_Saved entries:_
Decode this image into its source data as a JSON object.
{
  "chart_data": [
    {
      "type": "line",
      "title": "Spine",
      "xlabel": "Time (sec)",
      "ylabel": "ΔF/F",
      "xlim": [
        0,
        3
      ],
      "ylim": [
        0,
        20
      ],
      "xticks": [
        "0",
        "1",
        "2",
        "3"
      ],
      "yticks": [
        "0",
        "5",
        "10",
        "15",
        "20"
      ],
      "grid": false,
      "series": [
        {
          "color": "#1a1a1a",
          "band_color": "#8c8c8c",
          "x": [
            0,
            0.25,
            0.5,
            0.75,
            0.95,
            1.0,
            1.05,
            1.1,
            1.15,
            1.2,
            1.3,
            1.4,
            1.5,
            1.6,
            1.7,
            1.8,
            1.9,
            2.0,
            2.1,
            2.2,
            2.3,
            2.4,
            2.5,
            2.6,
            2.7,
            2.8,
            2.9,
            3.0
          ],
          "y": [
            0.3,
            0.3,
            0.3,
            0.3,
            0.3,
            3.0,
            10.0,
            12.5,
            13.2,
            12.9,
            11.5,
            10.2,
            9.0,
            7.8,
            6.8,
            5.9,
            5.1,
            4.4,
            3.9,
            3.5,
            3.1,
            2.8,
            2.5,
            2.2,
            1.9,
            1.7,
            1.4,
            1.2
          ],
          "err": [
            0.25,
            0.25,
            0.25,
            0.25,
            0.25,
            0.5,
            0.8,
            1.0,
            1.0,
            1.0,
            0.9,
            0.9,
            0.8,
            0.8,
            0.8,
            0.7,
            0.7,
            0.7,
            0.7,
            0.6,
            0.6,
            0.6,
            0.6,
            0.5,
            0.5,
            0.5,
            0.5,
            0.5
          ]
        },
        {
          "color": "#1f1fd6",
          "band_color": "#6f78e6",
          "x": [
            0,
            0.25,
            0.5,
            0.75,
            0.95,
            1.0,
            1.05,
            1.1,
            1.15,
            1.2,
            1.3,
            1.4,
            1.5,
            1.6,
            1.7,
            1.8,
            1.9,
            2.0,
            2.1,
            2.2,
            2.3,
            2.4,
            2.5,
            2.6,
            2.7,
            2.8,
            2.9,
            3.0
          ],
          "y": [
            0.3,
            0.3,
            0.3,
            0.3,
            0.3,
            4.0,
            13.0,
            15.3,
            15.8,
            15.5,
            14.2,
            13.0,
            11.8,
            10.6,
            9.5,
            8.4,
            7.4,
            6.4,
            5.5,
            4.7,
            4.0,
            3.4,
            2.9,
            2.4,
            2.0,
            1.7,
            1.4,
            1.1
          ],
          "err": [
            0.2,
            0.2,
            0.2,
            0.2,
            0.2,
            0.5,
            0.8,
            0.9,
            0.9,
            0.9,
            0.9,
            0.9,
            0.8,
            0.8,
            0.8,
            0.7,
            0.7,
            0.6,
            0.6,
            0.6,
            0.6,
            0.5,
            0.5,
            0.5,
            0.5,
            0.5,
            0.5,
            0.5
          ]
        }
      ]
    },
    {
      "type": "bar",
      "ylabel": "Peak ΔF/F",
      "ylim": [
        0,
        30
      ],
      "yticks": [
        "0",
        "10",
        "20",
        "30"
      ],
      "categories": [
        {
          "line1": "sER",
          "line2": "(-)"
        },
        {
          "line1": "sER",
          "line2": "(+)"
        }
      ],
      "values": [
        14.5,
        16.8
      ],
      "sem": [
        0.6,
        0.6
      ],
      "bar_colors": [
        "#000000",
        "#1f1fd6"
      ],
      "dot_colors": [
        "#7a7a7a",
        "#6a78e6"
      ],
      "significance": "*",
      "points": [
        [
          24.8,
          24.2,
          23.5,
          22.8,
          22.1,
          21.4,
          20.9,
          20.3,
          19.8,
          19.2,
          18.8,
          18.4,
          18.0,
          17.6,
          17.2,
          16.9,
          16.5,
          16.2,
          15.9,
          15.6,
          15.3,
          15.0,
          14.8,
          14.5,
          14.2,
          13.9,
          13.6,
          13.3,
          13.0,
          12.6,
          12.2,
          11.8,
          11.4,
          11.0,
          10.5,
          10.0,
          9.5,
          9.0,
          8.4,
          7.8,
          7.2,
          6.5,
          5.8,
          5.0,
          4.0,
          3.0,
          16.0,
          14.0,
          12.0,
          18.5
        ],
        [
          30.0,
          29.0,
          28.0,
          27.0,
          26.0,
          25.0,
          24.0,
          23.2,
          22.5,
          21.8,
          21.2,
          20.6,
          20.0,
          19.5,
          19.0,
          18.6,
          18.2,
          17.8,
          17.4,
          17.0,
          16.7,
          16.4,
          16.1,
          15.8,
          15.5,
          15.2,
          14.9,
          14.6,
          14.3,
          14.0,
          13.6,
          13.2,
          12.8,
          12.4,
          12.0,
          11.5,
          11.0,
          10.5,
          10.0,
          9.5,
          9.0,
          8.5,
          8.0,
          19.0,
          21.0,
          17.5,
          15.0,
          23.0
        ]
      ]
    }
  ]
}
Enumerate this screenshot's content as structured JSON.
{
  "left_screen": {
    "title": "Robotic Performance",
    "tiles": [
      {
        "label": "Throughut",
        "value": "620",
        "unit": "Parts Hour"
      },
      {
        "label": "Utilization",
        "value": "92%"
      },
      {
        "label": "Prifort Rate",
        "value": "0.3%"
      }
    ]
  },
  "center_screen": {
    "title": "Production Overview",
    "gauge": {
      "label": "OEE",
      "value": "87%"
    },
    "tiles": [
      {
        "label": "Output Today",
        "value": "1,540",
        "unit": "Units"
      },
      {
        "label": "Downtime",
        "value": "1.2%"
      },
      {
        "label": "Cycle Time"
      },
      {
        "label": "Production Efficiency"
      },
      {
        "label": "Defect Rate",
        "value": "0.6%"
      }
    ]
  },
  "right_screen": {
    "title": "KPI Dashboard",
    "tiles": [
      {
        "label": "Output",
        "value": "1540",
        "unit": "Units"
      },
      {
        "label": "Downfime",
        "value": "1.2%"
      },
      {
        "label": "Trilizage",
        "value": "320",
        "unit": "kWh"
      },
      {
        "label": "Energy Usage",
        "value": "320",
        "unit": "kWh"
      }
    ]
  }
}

_Aim of the exercise:_ Extract all the material, leaving every line as it is.

_Output for this task:_
Decode this image into its source data as a JSON object.
{
  "chart_data": [
    {
      "type": "line",
      "title": "Spine",
      "xlabel": "Time (sec)",
      "ylabel": "ΔF/F",
      "xlim": [
        0,
        3
      ],
      "ylim": [
        0,
        20
      ],
      "xticks": [
        "0",
        "1",
        "2",
        "3"
      ],
      "yticks": [
        "0",
        "5",
        "10",
        "15",
        "20"
      ],
      "grid": false,
      "series": [
        {
          "color": "#1a1a1a",
          "band_color": "#8c8c8c",
          "x": [
            0,
            0.25,
            0.5,
            0.75,
            0.95,
            1.0,
            1.05,
            1.1,
            1.15,
            1.2,
            1.3,
            1.4,
            1.5,
            1.6,
            1.7,
            1.8,
            1.9,
            2.0,
            2.1,
            2.2,
            2.3,
            2.4,
            2.5,
            2.6,
            2.7,
            2.8,
            2.9,
            3.0
          ],
          "y": [
            0.3,
            0.3,
            0.3,
            0.3,
            0.3,
            3.0,
            10.0,
            12.5,
            13.2,
            12.9,
            11.5,
            10.2,
            9.0,
            7.8,
            6.8,
            5.9,
            5.1,
            4.4,
            3.9,
            3.5,
            3.1,
            2.8,
            2.5,
            2.2,
            1.9,
            1.7,
            1.4,
            1.2
          ],
          "err": [
            0.25,
            0.25,
            0.25,
            0.25,
            0.25,
            0.5,
            0.8,
            1.0,
            1.0,
            1.0,
            0.9,
            0.9,
            0.8,
            0.8,
            0.8,
            0.7,
            0.7,
            0.7,
            0.7,
            0.6,
            0.6,
            0.6,
            0.6,
            0.5,
            0.5,
            0.5,
            0.5,
            0.5
          ]
        },
        {
          "color": "#1f1fd6",
          "band_color": "#6f78e6",
          "x": [
            0,
            0.25,
            0.5,
            0.75,
            0.95,
            1.0,
            1.05,
            1.1,
            1.15,
            1.2,
            1.3,
            1.4,
            1.5,
            1.6,
            1.7,
            1.8,
            1.9,
            2.0,
            2.1,
            2.2,
            2.3,
            2.4,
            2.5,
            2.6,
            2.7,
            2.8,
            2.9,
            3.0
          ],
          "y": [
            0.3,
            0.3,
            0.3,
            0.3,
            0.3,
            4.0,
            13.0,
            15.3,
            15.8,
            15.5,
            14.2,
            13.0,
            11.8,
            10.6,
            9.5,
            8.4,
            7.4,
            6.4,
            5.5,
            4.7,
            4.0,
            3.4,
            2.9,
            2.4,
            2.0,
            1.7,
            1.4,
            1.1
          ],
          "err": [
            0.2,
            0.2,
            0.2,
            0.2,
            0.2,
            0.5,
            0.8,
            0.9,
            0.9,
            0.9,
            0.9,
            0.9,
            0.8,
            0.8,
            0.8,
            0.7,
            0.7,
            0.6,
            0.6,
            0.6,
            0.6,
            0.5,
            0.5,
            0.5,
            0.5,
            0.5,
            0.5,
            0.5
          ]
        }
      ]
    },
    {
      "type": "bar",
      "ylabel": "Peak ΔF/F",
      "ylim": [
        0,
        30
      ],
      "yticks": [
        "0",
        "10",
        "20",
        "30"
      ],
      "categories": [
        {
          "line1": "sER",
          "line2": "(-)"
        },
        {
          "line1": "sER",
          "line2": "(+)"
        }
      ],
      "values": [
        14.5,
        16.8
      ],
      "sem": [
        0.6,
        0.6
      ],
      "bar_colors": [
        "#000000",
        "#1f1fd6"
      ],
      "dot_colors": [
        "#7a7a7a",
        "#6a78e6"
      ],
      "significance": "*",
      "points": [
        [
          24.8,
          24.2,
          23.5,
          22.8,
          22.1,
          21.4,
          20.9,
          20.3,
          19.8,
          19.2,
          18.8,
          18.4,
          18.0,
          17.6,
          17.2,
          16.9,
          16.5,
          16.2,
          15.9,
          15.6,
          15.3,
          15.0,
          14.8,
          14.5,
          14.2,
          13.9,
          13.6,
          13.3,
          13.0,
          12.6,
          12.2,
          11.8,
          11.4,
          11.0,
          10.5,
          10.0,
          9.5,
          9.0,
          8.4,
          7.8,
          7.2,
          6.5,
          5.8,
          5.0,
          4.0,
          3.0,
          16.0,
          14.0,
          12.0,
          18.5
        ],
        [
          30.0,
          29.0,
          28.0,
          27.0,
          26.0,
          25.0,
          24.0,
          23.2,
          22.5,
          21.8,
          21.2,
          20.6,
          20.0,
          19.5,
          19.0,
          18.6,
          18.2,
          17.8,
          17.4,
          17.0,
          16.7,
          16.4,
          16.1,
          15.8,
          15.5,
          15.2,
          14.9,
          14.6,
          14.3,
          14.0,
          13.6,
          13.2,
          12.8,
          12.4,
          12.0,
          11.5,
          11.0,
          10.5,
          10.0,
          9.5,
          9.0,
          8.5,
          8.0,
          19.0,
          21.0,
          17.5,
          15.0,
          23.0
        ]
      ]
    }
  ]
}
Enumerate this screenshot's content as structured JSON.
{
  "left_screen": {
    "title": "Robotic Performance",
    "tiles": [
      {
        "label": "Throughut",
        "value": "620",
        "unit": "Parts Hour"
      },
      {
        "label": "Utilization",
        "value": "92%"
      },
      {
        "label": "Prifort Rate",
        "value": "0.3%"
      }
    ]
  },
  "center_screen": {
    "title": "Production Overview",
    "gauge": {
      "label": "OEE",
      "value": "87%"
    },
    "tiles": [
      {
        "label": "Output Today",
        "value": "1,540",
        "unit": "Units"
      },
      {
        "label": "Downtime",
        "value": "1.2%"
      },
      {
        "label": "Cycle Time"
      },
      {
        "label": "Production Efficiency"
      },
      {
        "label": "Defect Rate",
        "value": "0.6%"
      }
    ]
  },
  "right_screen": {
    "title": "KPI Dashboard",
    "tiles": [
      {
        "label": "Output",
        "value": "1540",
        "unit": "Units"
      },
      {
        "label": "Downfime",
        "value": "1.2%"
      },
      {
        "label": "Trilizage",
        "value": "320",
        "unit": "kWh"
      },
      {
        "label": "Energy Usage",
        "value": "320",
        "unit": "kWh"
      }
    ]
  }
}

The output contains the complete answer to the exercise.